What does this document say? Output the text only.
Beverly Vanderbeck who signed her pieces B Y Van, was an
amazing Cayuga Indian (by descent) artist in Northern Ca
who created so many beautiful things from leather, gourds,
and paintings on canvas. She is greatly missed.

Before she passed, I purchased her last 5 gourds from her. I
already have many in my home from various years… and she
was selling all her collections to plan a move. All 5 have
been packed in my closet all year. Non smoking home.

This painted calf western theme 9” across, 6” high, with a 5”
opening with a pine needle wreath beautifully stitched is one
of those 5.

> **PROBLEM DESCRIPTION**:
Please restate the whole listing word for word.

> **SOLUTION BELOW**:
What does this document say? Output the text only.
Beverly Vanderbeck who signed her pieces B Y Van, was an
amazing Cayuga Indian (by descent) artist in Northern Ca
who created so many beautiful things from leather, gourds,
and paintings on canvas. She is greatly missed.

Before she passed, I purchased her last 5 gourds from her. I
already have many in my home from various years… and she
was selling all her collections to plan a move. All 5 have
been packed in my closet all year. Non smoking home.

This painted calf western theme 9” across, 6” high, with a 5”
opening with a pine needle wreath beautifully stitched is one
of those 5.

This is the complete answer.